● WORK TO DO
Repeat the records below exactly, leaving out every picture.

● AVAILABLE RECORDS
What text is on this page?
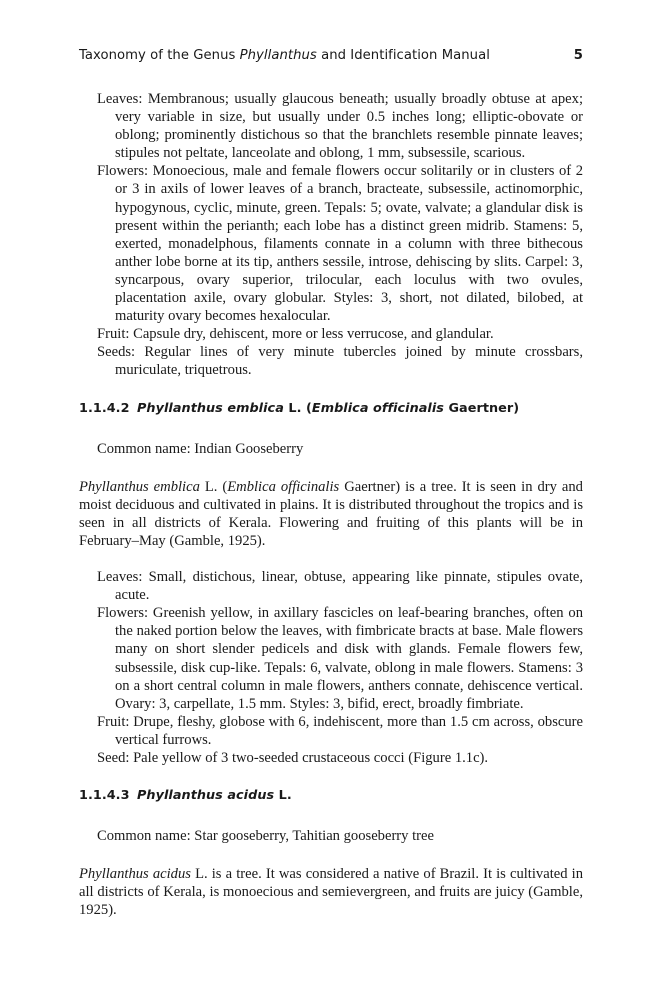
Taxonomy of the Genus Phyllanthus and Identification Manual	5

Leaves: Membranous; usually glaucous beneath; usually broadly obtuse at apex; very variable in size, but usually under 0.5 inches long; elliptic-obovate or oblong; prominently distichous so that the branchlets resemble pinnate leaves; stipules not peltate, lanceolate and oblong, 1 mm, subsessile, scarious.

Flowers: Monoecious, male and female flowers occur solitarily or in clusters of 2 or 3 in axils of lower leaves of a branch, bracteate, subsessile, actinomorphic, hypogynous, cyclic, minute, green. Tepals: 5; ovate, valvate; a glandular disk is present within the perianth; each lobe has a distinct green midrib. Stamens: 5, exerted, monadelphous, filaments connate in a column with three bithecous anther lobe borne at its tip, anthers sessile, introse, dehiscing by slits. Carpel: 3, syncarpous, ovary superior, trilocular, each loculus with two ovules, placentation axile, ovary globular. Styles: 3, short, not dilated, bilobed, at maturity ovary becomes hexalocular.

Fruit: Capsule dry, dehiscent, more or less verrucose, and glandular.

Seeds: Regular lines of very minute tubercles joined by minute crossbars, muriculate, triquetrous.

1.1.4.2 Phyllanthus emblica L. (Emblica officinalis Gaertner)

Common name: Indian Gooseberry

Phyllanthus emblica L. (Emblica officinalis Gaertner) is a tree. It is seen in dry and moist deciduous and cultivated in plains. It is distributed throughout the tropics and is seen in all districts of Kerala. Flowering and fruiting of this plants will be in February–May (Gamble, 1925).

Leaves: Small, distichous, linear, obtuse, appearing like pinnate, stipules ovate, acute.

Flowers: Greenish yellow, in axillary fascicles on leaf-bearing branches, often on the naked portion below the leaves, with fimbricate bracts at base. Male flowers many on short slender pedicels and disk with glands. Female flowers few, subsessile, disk cup-like. Tepals: 6, valvate, oblong in male flowers. Stamens: 3 on a short central column in male flowers, anthers connate, dehiscence vertical. Ovary: 3, carpellate, 1.5 mm. Styles: 3, bifid, erect, broadly fimbriate.

Fruit: Drupe, fleshy, globose with 6, indehiscent, more than 1.5 cm across, obscure vertical furrows.

Seed: Pale yellow of 3 two-seeded crustaceous cocci (Figure 1.1c).

1.1.4.3 Phyllanthus acidus L.

Common name: Star gooseberry, Tahitian gooseberry tree

Phyllanthus acidus L. is a tree. It was considered a native of Brazil. It is cultivated in all districts of Kerala, is monoecious and semievergreen, and fruits are juicy (Gamble, 1925).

● EXPECTED OUTPUT
What text is on this page?
Taxonomy of the Genus Phyllanthus and Identification Manual	5

Leaves: Membranous; usually glaucous beneath; usually broadly obtuse at apex; very variable in size, but usually under 0.5 inches long; elliptic-obovate or oblong; prominently distichous so that the branchlets resemble pinnate leaves; stipules not peltate, lanceolate and oblong, 1 mm, subsessile, scarious.

Flowers: Monoecious, male and female flowers occur solitarily or in clusters of 2 or 3 in axils of lower leaves of a branch, bracteate, subsessile, actinomorphic, hypogynous, cyclic, minute, green. Tepals: 5; ovate, valvate; a glandular disk is present within the perianth; each lobe has a distinct green midrib. Stamens: 5, exerted, monadelphous, filaments connate in a column with three bithecous anther lobe borne at its tip, anthers sessile, introse, dehiscing by slits. Carpel: 3, syncarpous, ovary superior, trilocular, each loculus with two ovules, placentation axile, ovary globular. Styles: 3, short, not dilated, bilobed, at maturity ovary becomes hexalocular.

Fruit: Capsule dry, dehiscent, more or less verrucose, and glandular.

Seeds: Regular lines of very minute tubercles joined by minute crossbars, muriculate, triquetrous.

1.1.4.2 Phyllanthus emblica L. (Emblica officinalis Gaertner)

Common name: Indian Gooseberry

Phyllanthus emblica L. (Emblica officinalis Gaertner) is a tree. It is seen in dry and moist deciduous and cultivated in plains. It is distributed throughout the tropics and is seen in all districts of Kerala. Flowering and fruiting of this plants will be in February–May (Gamble, 1925).

Leaves: Small, distichous, linear, obtuse, appearing like pinnate, stipules ovate, acute.

Flowers: Greenish yellow, in axillary fascicles on leaf-bearing branches, often on the naked portion below the leaves, with fimbricate bracts at base. Male flowers many on short slender pedicels and disk with glands. Female flowers few, subsessile, disk cup-like. Tepals: 6, valvate, oblong in male flowers. Stamens: 3 on a short central column in male flowers, anthers connate, dehiscence vertical. Ovary: 3, carpellate, 1.5 mm. Styles: 3, bifid, erect, broadly fimbriate.

Fruit: Drupe, fleshy, globose with 6, indehiscent, more than 1.5 cm across, obscure vertical furrows.

Seed: Pale yellow of 3 two-seeded crustaceous cocci (Figure 1.1c).

1.1.4.3 Phyllanthus acidus L.

Common name: Star gooseberry, Tahitian gooseberry tree

Phyllanthus acidus L. is a tree. It was considered a native of Brazil. It is cultivated in all districts of Kerala, is monoecious and semievergreen, and fruits are juicy (Gamble, 1925).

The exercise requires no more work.